List all the lines in these records that hold "ベンチレーテッドディスク".

_Data for processing_
* * * * * * * * *

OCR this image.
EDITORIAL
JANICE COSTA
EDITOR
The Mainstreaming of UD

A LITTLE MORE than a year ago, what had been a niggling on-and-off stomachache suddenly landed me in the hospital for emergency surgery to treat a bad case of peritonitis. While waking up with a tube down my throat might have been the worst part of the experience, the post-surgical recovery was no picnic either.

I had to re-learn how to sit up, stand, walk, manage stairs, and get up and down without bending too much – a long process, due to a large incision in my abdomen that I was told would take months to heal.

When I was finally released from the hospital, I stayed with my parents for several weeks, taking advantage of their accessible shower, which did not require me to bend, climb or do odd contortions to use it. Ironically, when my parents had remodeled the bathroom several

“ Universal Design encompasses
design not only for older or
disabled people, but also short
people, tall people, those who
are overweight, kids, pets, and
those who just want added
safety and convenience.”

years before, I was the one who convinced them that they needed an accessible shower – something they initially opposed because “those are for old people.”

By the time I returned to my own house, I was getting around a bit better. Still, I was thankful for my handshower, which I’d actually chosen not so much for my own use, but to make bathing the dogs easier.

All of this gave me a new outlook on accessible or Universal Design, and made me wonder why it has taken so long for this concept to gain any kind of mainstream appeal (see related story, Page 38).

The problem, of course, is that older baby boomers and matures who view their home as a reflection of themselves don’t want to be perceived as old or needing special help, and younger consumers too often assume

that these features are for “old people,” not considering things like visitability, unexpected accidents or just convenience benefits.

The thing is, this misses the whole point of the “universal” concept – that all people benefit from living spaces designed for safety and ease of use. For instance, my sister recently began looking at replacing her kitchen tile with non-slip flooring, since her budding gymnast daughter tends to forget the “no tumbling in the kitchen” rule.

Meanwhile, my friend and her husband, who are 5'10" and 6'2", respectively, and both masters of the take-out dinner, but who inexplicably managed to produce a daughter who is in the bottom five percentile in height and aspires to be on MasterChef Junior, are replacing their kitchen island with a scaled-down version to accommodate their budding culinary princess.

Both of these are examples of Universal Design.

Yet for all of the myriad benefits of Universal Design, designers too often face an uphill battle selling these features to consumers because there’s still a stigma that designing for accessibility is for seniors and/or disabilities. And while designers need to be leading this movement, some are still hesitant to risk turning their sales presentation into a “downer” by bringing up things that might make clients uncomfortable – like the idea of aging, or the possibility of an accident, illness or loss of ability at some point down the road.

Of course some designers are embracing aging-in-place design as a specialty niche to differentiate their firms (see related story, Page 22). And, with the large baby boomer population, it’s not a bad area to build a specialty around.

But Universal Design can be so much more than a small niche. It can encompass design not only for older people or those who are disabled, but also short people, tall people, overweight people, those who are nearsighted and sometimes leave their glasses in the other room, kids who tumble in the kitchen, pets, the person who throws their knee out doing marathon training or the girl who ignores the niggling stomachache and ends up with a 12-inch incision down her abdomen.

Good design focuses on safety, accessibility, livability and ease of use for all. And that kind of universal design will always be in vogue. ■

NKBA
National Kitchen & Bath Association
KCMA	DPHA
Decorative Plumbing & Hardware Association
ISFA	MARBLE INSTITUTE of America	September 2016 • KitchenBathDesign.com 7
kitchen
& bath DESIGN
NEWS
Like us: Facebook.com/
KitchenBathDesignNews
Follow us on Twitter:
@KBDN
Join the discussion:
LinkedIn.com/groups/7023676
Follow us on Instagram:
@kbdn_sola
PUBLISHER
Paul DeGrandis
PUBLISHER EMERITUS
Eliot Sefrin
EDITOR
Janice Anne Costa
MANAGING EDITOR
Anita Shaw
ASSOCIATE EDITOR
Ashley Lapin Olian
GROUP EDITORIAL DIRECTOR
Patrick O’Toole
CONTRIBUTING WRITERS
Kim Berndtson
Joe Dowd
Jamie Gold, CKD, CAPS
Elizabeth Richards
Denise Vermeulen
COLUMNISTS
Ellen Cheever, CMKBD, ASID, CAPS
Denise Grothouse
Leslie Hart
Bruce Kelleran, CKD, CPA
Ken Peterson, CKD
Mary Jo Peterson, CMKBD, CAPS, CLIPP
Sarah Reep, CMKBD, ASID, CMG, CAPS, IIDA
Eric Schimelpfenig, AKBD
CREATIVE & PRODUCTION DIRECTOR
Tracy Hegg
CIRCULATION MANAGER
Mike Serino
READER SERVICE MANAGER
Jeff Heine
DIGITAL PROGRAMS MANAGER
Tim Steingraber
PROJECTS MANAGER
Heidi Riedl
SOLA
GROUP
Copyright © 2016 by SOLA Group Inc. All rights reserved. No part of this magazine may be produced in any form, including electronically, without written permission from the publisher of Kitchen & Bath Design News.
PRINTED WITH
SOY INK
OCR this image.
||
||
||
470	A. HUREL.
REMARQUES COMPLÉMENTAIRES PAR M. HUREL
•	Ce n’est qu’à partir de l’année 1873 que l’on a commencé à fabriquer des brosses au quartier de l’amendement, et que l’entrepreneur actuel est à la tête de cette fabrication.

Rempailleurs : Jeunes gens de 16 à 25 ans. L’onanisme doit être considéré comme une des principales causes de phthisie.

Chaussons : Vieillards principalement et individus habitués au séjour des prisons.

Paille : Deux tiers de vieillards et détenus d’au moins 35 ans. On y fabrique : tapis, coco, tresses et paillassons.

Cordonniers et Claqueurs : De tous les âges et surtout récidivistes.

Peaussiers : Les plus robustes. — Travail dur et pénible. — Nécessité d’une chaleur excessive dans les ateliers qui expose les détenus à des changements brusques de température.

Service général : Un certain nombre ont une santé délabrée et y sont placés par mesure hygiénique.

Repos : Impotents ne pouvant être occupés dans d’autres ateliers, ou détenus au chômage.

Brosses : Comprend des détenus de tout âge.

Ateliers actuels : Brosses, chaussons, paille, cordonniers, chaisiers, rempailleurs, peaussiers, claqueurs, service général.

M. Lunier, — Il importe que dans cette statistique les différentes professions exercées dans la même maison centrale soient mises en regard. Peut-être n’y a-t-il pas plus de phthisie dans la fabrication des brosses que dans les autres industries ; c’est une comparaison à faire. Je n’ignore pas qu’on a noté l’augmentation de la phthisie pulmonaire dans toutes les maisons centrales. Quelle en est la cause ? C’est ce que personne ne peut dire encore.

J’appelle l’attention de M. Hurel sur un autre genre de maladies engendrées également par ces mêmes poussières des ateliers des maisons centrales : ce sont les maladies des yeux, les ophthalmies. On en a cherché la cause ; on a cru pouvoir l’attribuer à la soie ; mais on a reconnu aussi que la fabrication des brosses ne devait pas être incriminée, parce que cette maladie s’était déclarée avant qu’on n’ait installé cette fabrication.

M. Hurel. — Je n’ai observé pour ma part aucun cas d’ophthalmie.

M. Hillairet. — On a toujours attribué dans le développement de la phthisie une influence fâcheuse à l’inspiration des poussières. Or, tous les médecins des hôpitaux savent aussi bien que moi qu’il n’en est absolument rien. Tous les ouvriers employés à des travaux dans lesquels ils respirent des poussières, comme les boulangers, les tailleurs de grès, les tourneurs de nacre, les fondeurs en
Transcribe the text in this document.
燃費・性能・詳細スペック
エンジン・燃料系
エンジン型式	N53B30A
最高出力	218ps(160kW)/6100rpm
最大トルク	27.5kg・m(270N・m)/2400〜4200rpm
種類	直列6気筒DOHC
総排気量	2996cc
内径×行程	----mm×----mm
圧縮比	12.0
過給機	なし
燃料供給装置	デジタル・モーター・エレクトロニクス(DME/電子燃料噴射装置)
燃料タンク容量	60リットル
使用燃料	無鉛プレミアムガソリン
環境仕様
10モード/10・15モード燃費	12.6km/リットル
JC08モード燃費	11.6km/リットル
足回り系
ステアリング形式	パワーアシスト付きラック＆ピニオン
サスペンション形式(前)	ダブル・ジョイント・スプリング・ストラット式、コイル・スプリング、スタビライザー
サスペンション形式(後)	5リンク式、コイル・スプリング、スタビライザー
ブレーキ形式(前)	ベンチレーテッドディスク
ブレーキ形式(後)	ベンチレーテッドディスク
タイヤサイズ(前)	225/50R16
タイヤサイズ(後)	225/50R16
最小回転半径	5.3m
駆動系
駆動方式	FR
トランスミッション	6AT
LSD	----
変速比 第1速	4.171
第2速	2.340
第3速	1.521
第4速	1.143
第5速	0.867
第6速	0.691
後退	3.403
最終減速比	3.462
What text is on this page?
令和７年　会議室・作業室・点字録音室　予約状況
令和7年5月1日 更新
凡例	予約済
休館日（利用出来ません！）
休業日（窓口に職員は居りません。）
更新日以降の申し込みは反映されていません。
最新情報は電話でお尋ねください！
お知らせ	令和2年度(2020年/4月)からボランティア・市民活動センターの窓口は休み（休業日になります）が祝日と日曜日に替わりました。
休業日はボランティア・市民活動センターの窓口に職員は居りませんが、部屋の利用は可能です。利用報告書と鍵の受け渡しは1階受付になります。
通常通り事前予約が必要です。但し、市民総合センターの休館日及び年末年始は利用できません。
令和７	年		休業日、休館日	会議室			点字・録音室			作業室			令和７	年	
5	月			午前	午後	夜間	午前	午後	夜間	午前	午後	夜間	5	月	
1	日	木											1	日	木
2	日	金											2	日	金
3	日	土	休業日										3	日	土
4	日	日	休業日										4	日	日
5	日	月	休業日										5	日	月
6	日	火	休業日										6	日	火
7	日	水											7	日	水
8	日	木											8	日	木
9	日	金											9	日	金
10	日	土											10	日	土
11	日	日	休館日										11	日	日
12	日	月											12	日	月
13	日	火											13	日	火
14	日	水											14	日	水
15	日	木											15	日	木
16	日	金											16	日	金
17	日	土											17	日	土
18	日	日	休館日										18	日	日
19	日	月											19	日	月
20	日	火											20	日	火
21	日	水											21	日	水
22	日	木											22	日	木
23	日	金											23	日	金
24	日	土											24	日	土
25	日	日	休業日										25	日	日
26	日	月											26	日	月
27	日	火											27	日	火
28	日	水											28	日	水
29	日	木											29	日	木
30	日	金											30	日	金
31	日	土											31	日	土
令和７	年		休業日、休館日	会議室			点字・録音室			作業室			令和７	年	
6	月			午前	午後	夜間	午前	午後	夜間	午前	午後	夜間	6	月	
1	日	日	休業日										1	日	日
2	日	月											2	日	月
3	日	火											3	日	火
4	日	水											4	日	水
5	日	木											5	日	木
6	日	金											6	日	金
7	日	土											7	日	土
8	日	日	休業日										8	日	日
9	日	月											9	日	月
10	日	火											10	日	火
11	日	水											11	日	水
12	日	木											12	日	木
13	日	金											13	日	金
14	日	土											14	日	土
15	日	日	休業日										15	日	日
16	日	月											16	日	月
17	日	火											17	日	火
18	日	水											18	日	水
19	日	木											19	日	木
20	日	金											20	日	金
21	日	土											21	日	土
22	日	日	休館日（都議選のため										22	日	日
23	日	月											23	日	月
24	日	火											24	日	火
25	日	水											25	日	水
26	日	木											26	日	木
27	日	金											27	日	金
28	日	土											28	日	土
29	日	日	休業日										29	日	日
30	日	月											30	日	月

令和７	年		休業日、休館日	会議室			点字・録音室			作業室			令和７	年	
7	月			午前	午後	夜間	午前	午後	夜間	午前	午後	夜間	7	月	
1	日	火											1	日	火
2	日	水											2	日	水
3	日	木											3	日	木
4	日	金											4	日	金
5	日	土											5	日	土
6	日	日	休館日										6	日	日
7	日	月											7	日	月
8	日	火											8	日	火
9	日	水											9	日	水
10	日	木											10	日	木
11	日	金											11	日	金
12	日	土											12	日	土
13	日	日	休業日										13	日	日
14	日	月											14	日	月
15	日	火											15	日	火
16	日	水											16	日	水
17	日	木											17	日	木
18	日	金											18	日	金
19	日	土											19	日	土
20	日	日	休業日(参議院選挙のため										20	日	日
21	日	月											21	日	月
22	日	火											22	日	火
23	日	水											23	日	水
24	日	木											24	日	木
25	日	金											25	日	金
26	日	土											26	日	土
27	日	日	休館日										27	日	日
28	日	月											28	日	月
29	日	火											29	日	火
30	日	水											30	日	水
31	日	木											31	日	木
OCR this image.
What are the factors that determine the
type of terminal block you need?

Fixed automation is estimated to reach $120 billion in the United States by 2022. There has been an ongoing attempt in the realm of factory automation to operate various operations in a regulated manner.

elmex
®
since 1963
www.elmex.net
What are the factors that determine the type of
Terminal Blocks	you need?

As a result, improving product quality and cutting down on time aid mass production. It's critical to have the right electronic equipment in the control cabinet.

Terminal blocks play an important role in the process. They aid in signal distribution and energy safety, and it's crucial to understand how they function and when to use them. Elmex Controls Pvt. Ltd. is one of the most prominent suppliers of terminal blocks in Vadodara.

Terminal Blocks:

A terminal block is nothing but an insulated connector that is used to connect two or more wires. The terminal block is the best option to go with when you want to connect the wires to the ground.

* * * * * * * * *

_Result for this exercise_
ブレーキ形式(前)	ベンチレーテッドディスク
ブレーキ形式(後)	ベンチレーテッドディスク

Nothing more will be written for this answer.